Records about charts and figures
● ● ● ● ●
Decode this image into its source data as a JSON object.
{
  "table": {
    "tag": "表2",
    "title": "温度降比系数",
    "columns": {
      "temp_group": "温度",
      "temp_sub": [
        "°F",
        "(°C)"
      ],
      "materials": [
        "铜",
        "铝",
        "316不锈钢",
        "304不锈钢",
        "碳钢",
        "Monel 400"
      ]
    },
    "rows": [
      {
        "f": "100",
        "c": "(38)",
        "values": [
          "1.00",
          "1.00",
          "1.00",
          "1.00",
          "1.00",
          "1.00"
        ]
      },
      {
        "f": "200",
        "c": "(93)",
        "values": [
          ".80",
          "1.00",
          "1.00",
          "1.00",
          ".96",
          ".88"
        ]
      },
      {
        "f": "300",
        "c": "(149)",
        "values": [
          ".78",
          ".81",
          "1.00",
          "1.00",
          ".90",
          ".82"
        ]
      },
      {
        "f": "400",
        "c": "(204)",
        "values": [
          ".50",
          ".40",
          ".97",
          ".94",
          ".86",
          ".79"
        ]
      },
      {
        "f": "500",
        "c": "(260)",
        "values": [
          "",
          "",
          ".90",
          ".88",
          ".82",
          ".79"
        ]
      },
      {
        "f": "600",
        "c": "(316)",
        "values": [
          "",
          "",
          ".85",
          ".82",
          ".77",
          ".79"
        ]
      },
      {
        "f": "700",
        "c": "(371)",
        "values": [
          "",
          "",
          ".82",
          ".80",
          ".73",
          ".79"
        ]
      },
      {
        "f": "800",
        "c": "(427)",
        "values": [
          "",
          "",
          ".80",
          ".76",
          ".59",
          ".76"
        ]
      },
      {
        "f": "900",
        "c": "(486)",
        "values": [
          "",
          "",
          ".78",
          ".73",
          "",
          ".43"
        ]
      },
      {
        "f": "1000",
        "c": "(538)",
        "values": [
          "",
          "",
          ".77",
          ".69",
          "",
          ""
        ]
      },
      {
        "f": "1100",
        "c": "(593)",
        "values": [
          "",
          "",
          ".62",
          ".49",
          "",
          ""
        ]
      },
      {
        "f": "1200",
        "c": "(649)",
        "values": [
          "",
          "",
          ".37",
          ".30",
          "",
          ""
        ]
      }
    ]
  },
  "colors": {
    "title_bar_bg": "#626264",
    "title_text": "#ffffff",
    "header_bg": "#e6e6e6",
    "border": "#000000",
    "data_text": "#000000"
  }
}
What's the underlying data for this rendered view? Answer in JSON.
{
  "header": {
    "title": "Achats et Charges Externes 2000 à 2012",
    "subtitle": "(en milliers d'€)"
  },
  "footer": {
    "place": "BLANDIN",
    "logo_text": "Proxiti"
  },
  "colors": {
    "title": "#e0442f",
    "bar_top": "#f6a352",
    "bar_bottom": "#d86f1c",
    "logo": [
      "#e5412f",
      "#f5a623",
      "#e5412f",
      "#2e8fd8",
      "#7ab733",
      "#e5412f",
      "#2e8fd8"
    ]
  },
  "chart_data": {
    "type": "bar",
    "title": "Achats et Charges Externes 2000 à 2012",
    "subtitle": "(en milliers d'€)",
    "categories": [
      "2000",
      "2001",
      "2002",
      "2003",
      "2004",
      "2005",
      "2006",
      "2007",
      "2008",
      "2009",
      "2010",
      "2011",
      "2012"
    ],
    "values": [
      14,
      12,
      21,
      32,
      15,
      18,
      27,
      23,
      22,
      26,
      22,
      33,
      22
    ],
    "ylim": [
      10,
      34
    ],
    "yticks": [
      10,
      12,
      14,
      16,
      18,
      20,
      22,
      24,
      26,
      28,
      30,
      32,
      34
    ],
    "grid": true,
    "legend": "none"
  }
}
● ● ● ● ●
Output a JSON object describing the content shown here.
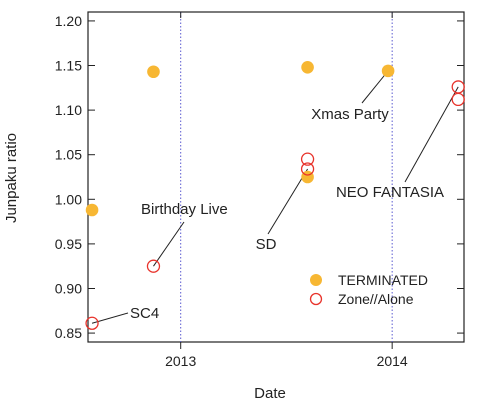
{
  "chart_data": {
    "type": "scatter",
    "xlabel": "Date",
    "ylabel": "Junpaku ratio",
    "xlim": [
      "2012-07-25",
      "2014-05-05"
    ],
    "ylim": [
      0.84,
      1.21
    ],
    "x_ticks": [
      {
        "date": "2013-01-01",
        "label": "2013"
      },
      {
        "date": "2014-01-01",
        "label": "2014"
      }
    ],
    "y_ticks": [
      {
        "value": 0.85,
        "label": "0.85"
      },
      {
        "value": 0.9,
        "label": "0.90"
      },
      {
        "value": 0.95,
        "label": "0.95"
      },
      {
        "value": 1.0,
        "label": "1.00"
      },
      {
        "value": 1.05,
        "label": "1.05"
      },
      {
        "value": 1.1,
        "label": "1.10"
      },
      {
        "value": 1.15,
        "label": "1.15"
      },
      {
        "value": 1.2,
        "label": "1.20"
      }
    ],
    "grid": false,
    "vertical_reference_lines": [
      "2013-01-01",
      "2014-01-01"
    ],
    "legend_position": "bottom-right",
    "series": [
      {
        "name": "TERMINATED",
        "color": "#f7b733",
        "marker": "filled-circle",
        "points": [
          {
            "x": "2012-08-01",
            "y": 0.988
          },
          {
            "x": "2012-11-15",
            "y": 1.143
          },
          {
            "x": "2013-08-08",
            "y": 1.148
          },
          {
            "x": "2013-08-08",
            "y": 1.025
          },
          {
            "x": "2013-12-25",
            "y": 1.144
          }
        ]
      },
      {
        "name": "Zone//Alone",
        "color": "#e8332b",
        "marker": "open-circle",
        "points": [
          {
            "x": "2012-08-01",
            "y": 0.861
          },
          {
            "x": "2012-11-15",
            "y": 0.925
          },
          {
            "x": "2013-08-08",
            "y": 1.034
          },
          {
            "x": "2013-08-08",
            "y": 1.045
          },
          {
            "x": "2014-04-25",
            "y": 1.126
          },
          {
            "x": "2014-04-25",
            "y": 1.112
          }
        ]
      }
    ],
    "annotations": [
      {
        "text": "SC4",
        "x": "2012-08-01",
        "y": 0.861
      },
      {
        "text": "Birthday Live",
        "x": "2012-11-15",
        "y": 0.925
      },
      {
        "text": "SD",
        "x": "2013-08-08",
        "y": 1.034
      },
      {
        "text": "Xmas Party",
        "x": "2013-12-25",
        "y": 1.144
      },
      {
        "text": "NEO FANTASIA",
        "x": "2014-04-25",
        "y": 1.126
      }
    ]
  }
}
● ● ● ● ●
TASK TO COMPLETE:
Give every line of the material that includes the string "JSON".

PROBLEM SOLUTION:
Decode this image into its source data as a JSON object.
What's the underlying data for this rendered view? Answer in JSON.
Output a JSON object describing the content shown here.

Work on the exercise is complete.